SET TASK = In the listing below, count each line containing "ridge" and answer with the count only.

[Dataset records]
* BEGIN *

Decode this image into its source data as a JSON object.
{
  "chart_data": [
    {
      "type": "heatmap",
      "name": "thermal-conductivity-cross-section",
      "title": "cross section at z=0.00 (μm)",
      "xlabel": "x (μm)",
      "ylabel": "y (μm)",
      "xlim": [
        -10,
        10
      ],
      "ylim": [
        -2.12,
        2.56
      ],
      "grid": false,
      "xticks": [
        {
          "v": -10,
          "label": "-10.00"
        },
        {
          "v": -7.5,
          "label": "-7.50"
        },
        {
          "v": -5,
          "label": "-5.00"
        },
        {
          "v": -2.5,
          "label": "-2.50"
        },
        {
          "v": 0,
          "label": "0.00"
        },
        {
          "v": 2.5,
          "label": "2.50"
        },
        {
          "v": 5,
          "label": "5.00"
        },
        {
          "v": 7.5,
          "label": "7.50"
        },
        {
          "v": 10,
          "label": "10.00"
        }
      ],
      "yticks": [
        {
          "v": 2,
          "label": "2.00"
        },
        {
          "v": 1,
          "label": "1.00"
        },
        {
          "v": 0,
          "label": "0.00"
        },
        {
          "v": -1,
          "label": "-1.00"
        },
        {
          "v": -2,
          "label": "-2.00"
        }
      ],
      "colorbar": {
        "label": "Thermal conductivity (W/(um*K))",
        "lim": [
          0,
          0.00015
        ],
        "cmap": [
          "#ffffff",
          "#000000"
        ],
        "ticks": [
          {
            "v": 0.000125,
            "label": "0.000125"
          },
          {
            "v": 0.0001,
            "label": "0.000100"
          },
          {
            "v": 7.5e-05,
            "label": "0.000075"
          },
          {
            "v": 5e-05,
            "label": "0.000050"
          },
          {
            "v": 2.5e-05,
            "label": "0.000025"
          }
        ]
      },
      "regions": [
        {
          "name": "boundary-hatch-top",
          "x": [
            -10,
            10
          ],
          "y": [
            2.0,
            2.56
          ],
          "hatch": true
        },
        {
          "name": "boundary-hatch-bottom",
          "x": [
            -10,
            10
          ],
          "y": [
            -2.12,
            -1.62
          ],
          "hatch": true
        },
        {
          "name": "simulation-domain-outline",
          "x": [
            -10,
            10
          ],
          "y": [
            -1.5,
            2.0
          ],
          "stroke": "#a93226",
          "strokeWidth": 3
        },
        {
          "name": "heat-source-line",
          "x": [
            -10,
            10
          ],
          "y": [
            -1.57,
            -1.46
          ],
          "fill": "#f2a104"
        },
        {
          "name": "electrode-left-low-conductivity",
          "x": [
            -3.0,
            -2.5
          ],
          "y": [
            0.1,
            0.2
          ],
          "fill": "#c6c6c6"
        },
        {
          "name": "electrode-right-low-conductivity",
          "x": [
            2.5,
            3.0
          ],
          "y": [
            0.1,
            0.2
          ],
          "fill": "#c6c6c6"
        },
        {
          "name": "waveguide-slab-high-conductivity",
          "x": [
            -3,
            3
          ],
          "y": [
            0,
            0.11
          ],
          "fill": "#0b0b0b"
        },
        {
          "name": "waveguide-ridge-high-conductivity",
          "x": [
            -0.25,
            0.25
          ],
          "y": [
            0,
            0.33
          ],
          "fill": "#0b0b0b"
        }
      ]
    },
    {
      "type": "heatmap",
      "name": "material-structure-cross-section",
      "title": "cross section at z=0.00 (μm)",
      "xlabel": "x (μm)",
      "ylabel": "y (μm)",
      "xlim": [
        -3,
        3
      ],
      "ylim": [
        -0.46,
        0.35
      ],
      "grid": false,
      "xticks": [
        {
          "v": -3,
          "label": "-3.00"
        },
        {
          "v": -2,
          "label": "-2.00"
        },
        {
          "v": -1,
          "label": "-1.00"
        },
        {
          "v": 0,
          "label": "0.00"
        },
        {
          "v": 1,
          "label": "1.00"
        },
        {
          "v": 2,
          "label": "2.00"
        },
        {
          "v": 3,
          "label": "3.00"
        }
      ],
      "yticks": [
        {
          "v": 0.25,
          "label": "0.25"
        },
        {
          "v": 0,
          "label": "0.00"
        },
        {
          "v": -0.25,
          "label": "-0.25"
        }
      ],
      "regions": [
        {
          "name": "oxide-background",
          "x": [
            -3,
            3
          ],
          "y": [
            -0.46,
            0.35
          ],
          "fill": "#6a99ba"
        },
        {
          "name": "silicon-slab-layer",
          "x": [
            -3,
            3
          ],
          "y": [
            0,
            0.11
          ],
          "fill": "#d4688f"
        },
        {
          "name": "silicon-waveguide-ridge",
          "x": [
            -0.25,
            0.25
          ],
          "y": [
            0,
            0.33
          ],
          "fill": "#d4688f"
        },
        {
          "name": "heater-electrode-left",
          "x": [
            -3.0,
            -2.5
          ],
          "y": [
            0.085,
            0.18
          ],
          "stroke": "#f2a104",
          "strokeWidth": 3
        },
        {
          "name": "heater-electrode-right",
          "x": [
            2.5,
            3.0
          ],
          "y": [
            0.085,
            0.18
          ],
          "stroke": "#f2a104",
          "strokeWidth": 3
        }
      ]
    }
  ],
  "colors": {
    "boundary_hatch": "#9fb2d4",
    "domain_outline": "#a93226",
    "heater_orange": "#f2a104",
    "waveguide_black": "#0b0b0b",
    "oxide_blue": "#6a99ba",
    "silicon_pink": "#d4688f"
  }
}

* END *

EXPECTED ANSWER = 2